DESCRIPTION OF THE TASK –
Restate all entries exactly. Skip the images.

INFORMATION SHOWN –
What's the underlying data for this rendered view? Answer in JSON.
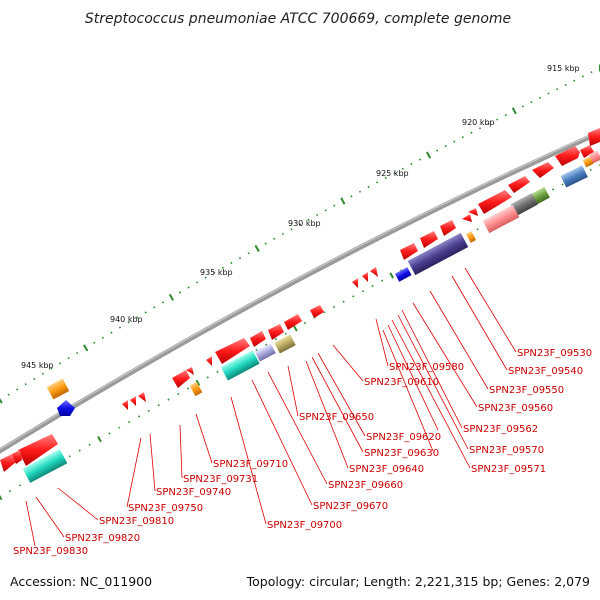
{
  "title": "Streptococcus pneumoniae ATCC 700669, complete genome",
  "footer": {
    "accession": "Accession: NC_011900",
    "summary": "Topology: circular; Length: 2,221,315 bp; Genes: 2,079"
  },
  "kbp_labels": [
    "915 kbp",
    "920 kbp",
    "925 kbp",
    "930 kbp",
    "935 kbp",
    "940 kbp",
    "945 kbp"
  ],
  "gene_labels": [
    "SPN23F_09530",
    "SPN23F_09540",
    "SPN23F_09550",
    "SPN23F_09560",
    "SPN23F_09562",
    "SPN23F_09570",
    "SPN23F_09571",
    "SPN23F_09580",
    "SPN23F_09610",
    "SPN23F_09620",
    "SPN23F_09630",
    "SPN23F_09640",
    "SPN23F_09650",
    "SPN23F_09660",
    "SPN23F_09670",
    "SPN23F_09700",
    "SPN23F_09710",
    "SPN23F_09731",
    "SPN23F_09740",
    "SPN23F_09750",
    "SPN23F_09810",
    "SPN23F_09820",
    "SPN23F_09830"
  ],
  "colors": {
    "cds": "#ff1a1a",
    "backbone": "#8c8c8c",
    "tick": "#2e8b2e",
    "label_line": "#e00000"
  }
}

RESULT –
What's the underlying data for this rendered view? Answer in JSON.
{
  "title": "Streptococcus pneumoniae ATCC 700669, complete genome",
  "footer": {
    "accession": "Accession: NC_011900",
    "summary": "Topology: circular; Length: 2,221,315 bp; Genes: 2,079"
  },
  "kbp_labels": [
    "915 kbp",
    "920 kbp",
    "925 kbp",
    "930 kbp",
    "935 kbp",
    "940 kbp",
    "945 kbp"
  ],
  "gene_labels": [
    "SPN23F_09530",
    "SPN23F_09540",
    "SPN23F_09550",
    "SPN23F_09560",
    "SPN23F_09562",
    "SPN23F_09570",
    "SPN23F_09571",
    "SPN23F_09580",
    "SPN23F_09610",
    "SPN23F_09620",
    "SPN23F_09630",
    "SPN23F_09640",
    "SPN23F_09650",
    "SPN23F_09660",
    "SPN23F_09670",
    "SPN23F_09700",
    "SPN23F_09710",
    "SPN23F_09731",
    "SPN23F_09740",
    "SPN23F_09750",
    "SPN23F_09810",
    "SPN23F_09820",
    "SPN23F_09830"
  ],
  "colors": {
    "cds": "#ff1a1a",
    "backbone": "#8c8c8c",
    "tick": "#2e8b2e",
    "label_line": "#e00000"
  }
}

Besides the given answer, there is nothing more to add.